>> Begin
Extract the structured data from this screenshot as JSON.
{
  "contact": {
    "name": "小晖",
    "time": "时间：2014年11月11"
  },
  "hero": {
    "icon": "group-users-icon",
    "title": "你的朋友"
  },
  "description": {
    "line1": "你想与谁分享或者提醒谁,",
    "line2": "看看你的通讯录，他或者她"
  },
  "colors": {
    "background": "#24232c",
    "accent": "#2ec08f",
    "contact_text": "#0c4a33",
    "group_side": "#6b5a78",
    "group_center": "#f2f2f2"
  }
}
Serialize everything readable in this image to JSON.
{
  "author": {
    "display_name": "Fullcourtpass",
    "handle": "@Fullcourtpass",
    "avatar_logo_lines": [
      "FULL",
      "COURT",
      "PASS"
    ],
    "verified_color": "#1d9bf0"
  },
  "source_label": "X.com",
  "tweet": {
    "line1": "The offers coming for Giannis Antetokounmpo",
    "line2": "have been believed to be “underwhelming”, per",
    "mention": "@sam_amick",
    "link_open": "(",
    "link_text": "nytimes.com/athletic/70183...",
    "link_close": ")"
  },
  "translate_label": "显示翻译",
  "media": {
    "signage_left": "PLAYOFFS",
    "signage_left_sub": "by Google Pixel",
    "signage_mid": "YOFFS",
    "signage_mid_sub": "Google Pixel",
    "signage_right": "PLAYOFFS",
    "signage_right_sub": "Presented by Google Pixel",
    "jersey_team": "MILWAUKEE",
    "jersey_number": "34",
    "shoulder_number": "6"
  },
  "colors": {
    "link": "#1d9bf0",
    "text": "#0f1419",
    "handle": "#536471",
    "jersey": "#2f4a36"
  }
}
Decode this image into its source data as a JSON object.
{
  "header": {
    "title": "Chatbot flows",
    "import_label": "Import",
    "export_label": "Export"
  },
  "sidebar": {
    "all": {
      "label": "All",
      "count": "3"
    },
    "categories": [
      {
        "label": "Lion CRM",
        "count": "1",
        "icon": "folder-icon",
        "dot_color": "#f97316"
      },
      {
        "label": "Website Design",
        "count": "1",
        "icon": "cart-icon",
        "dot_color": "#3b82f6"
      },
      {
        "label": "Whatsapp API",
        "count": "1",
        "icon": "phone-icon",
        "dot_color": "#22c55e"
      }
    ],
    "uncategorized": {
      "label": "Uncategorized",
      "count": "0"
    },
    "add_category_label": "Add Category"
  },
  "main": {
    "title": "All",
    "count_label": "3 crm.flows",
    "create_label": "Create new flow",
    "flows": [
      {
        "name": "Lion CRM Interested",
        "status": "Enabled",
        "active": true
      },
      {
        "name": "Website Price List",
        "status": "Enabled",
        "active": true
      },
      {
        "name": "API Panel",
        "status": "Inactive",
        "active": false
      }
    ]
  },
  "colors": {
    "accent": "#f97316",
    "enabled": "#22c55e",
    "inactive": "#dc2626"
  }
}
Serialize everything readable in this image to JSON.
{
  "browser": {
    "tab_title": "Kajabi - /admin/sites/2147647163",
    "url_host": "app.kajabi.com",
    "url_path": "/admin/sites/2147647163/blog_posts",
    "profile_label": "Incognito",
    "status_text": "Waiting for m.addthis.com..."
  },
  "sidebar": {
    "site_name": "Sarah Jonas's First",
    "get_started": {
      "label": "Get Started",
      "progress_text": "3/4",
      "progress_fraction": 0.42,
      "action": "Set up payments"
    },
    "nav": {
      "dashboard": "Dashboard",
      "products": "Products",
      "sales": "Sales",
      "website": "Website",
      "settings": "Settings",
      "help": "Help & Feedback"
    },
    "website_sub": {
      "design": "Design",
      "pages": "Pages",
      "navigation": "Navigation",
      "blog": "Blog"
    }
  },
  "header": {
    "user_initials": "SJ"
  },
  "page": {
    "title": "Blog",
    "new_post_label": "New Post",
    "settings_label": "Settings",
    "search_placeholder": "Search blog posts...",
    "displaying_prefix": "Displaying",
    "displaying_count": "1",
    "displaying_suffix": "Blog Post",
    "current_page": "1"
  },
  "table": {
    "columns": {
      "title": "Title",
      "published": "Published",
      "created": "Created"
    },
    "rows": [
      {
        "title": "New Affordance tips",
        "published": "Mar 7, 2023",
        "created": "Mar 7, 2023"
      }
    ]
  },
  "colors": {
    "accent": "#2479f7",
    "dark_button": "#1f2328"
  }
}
>> End
● Task description
Copy out every line from the data above that has "JSON" in it.

● Reply to the exercise
Extract the structured data from this screenshot as JSON.
Serialize everything readable in this image to JSON.
Decode this image into its source data as a JSON object.
Serialize everything readable in this image to JSON.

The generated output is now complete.